### Task objective
Each record below is to be copied word for word, with pictures removed.

Recorded data:
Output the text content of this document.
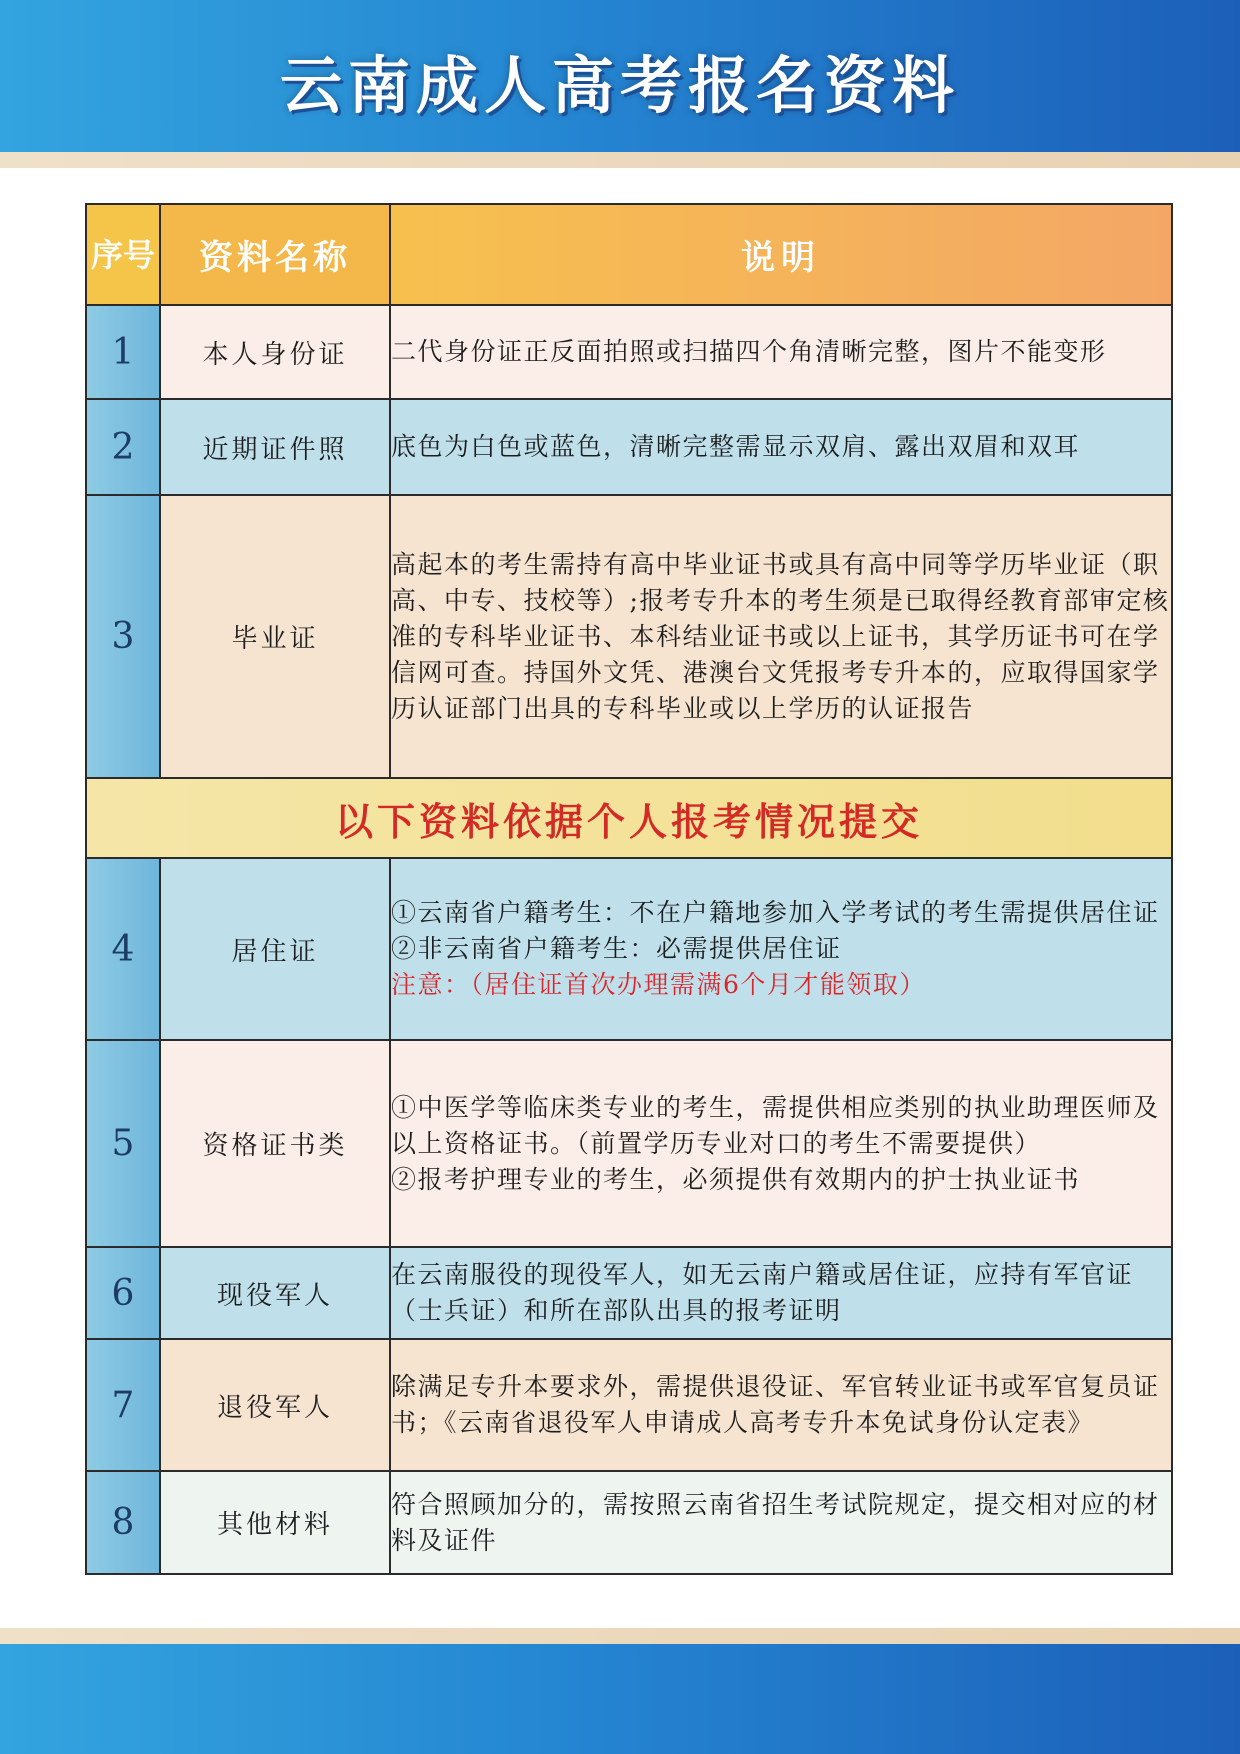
云南成人高考报名资料
序号	资料名称	说明
1	本人身份证	二代身份证正反面拍照或扫描四个角清晰完整，图片不能变形

2	近期证件照	底色为白色或蓝色，清晰完整需显示双肩、露出双眉和双耳

3	毕业证	高起本的考生需持有高中毕业证书或具有高中同等学历毕业证（职高、中专、技校等）;报考专升本的考生须是已取得经教育部审定核准的专科毕业证书、本科结业证书或以上证书，其学历证书可在学信网可查。持国外文凭、港澳台文凭报考专升本的，应取得国家学历认证部门出具的专科毕业或以上学历的认证报告

以下资料依据个人报考情况提交		
4	居住证	①云南省户籍考生：不在户籍地参加入学考试的考生需提供居住证

②非云南省户籍考生：必需提供居住证

注意：（居住证首次办理需满6个月才能领取）

5	资格证书类	①中医学等临床类专业的考生，需提供相应类别的执业助理医师及以上资格证书。（前置学历专业对口的考生不需要提供）

②报考护理专业的考生，必须提供有效期内的护士执业证书

6	现役军人	在云南服役的现役军人，如无云南户籍或居住证，应持有军官证（士兵证）和所在部队出具的报考证明

7	退役军人	除满足专升本要求外，需提供退役证、军官转业证书或军官复员证书；《云南省退役军人申请成人高考专升本免试身份认定表》

8	其他材料	符合照顾加分的，需按照云南省招生考试院规定，提交相对应的材料及证件
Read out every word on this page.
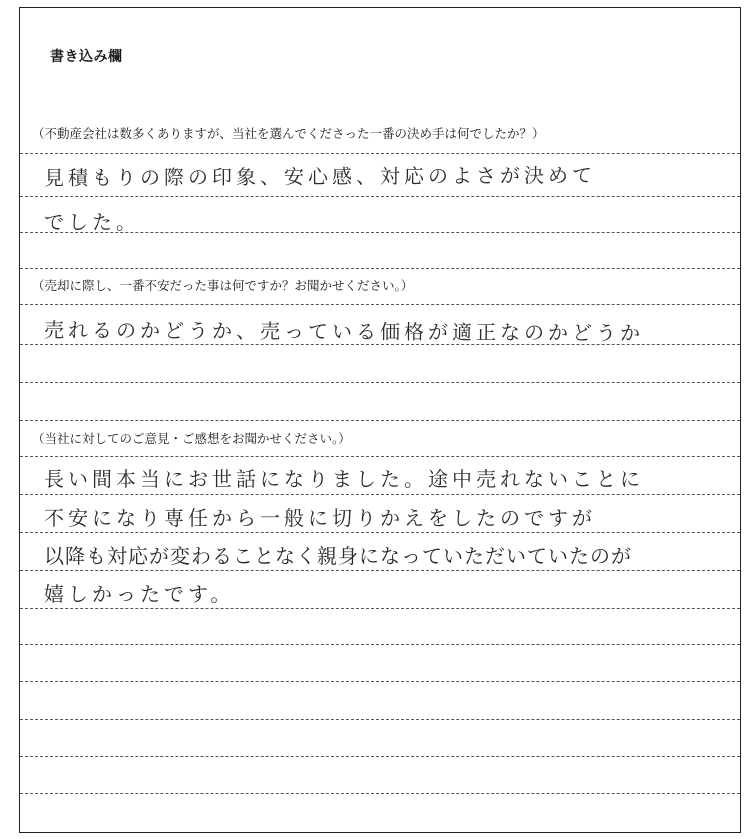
書き込み欄
（不動産会社は数多くありますが、当社を選んでくださった一番の決め手は何でしたか？）
見積もりの際の印象、安心感、対応のよさが決めて
でした。
（売却に際し、一番不安だった事は何ですか？お聞かせください。）
売れるのかどうか、売っている価格が適正なのかどうか
（当社に対してのご意見・ご感想をお聞かせください。）
長い間本当にお世話になりました。途中売れないことに
不安になり専任から一般に切りかえをしたのですが
以降も対応が変わることなく親身になっていただいていたのが
嬉しかったです。
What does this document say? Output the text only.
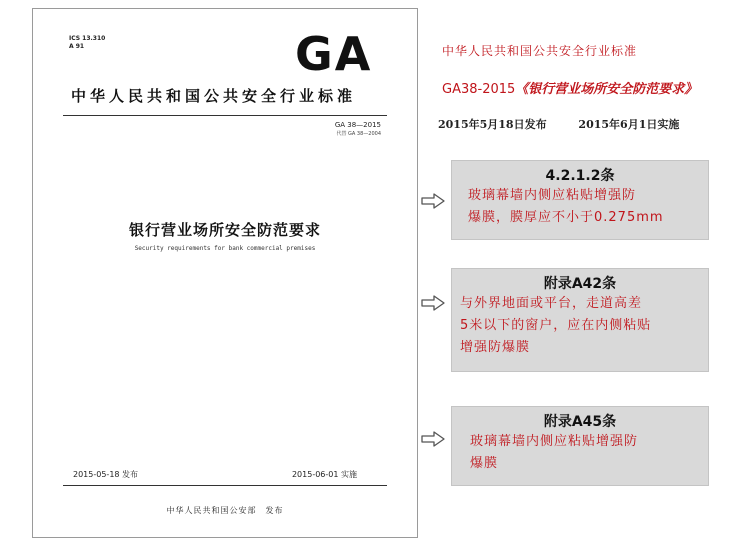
ICS 13.310
A 91	GA
中华人民共和国公共安全行业标准
GA 38—2015
代替 GA 38—2004
银行营业场所安全防范要求
Security requirements for bank commercial premises
2015-05-18 发布	2015-06-01 实施
中华人民共和国公安部　发布
中华人民共和国公共安全行业标准
GA38-2015《银行营业场所安全防范要求》
2015年5月18日发布	2015年6月1日实施
4.2.1.2条
玻璃幕墙内侧应粘贴增强防
爆膜，膜厚应不小于0.275mm
附录A42条
与外界地面或平台，走道高差
5米以下的窗户，应在内侧粘贴
增强防爆膜
附录A45条
玻璃幕墙内侧应粘贴增强防
爆膜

### Problem solution
Output the text content of this document.
云南成人高考报名资料
序号	资料名称	说明
1	本人身份证	二代身份证正反面拍照或扫描四个角清晰完整，图片不能变形

2	近期证件照	底色为白色或蓝色，清晰完整需显示双肩、露出双眉和双耳

3	毕业证	高起本的考生需持有高中毕业证书或具有高中同等学历毕业证（职高、中专、技校等）;报考专升本的考生须是已取得经教育部审定核准的专科毕业证书、本科结业证书或以上证书，其学历证书可在学信网可查。持国外文凭、港澳台文凭报考专升本的，应取得国家学历认证部门出具的专科毕业或以上学历的认证报告

以下资料依据个人报考情况提交		
4	居住证	①云南省户籍考生：不在户籍地参加入学考试的考生需提供居住证

②非云南省户籍考生：必需提供居住证

注意：（居住证首次办理需满6个月才能领取）

5	资格证书类	①中医学等临床类专业的考生，需提供相应类别的执业助理医师及以上资格证书。（前置学历专业对口的考生不需要提供）

②报考护理专业的考生，必须提供有效期内的护士执业证书

6	现役军人	在云南服役的现役军人，如无云南户籍或居住证，应持有军官证（士兵证）和所在部队出具的报考证明

7	退役军人	除满足专升本要求外，需提供退役证、军官转业证书或军官复员证书；《云南省退役军人申请成人高考专升本免试身份认定表》

8	其他材料	符合照顾加分的，需按照云南省招生考试院规定，提交相对应的材料及证件
Read out every word on this page.
書き込み欄
（不動産会社は数多くありますが、当社を選んでくださった一番の決め手は何でしたか？）
見積もりの際の印象、安心感、対応のよさが決めて
でした。
（売却に際し、一番不安だった事は何ですか？お聞かせください。）
売れるのかどうか、売っている価格が適正なのかどうか
（当社に対してのご意見・ご感想をお聞かせください。）
長い間本当にお世話になりました。途中売れないことに
不安になり専任から一般に切りかえをしたのですが
以降も対応が変わることなく親身になっていただいていたのが
嬉しかったです。
What does this document say? Output the text only.
ICS 13.310
A 91	GA
中华人民共和国公共安全行业标准
GA 38—2015
代替 GA 38—2004
银行营业场所安全防范要求
Security requirements for bank commercial premises
2015-05-18 发布	2015-06-01 实施
中华人民共和国公安部　发布
中华人民共和国公共安全行业标准
GA38-2015《银行营业场所安全防范要求》
2015年5月18日发布	2015年6月1日实施
4.2.1.2条
玻璃幕墙内侧应粘贴增强防
爆膜，膜厚应不小于0.275mm
附录A42条
与外界地面或平台，走道高差
5米以下的窗户，应在内侧粘贴
增强防爆膜
附录A45条
玻璃幕墙内侧应粘贴增强防
爆膜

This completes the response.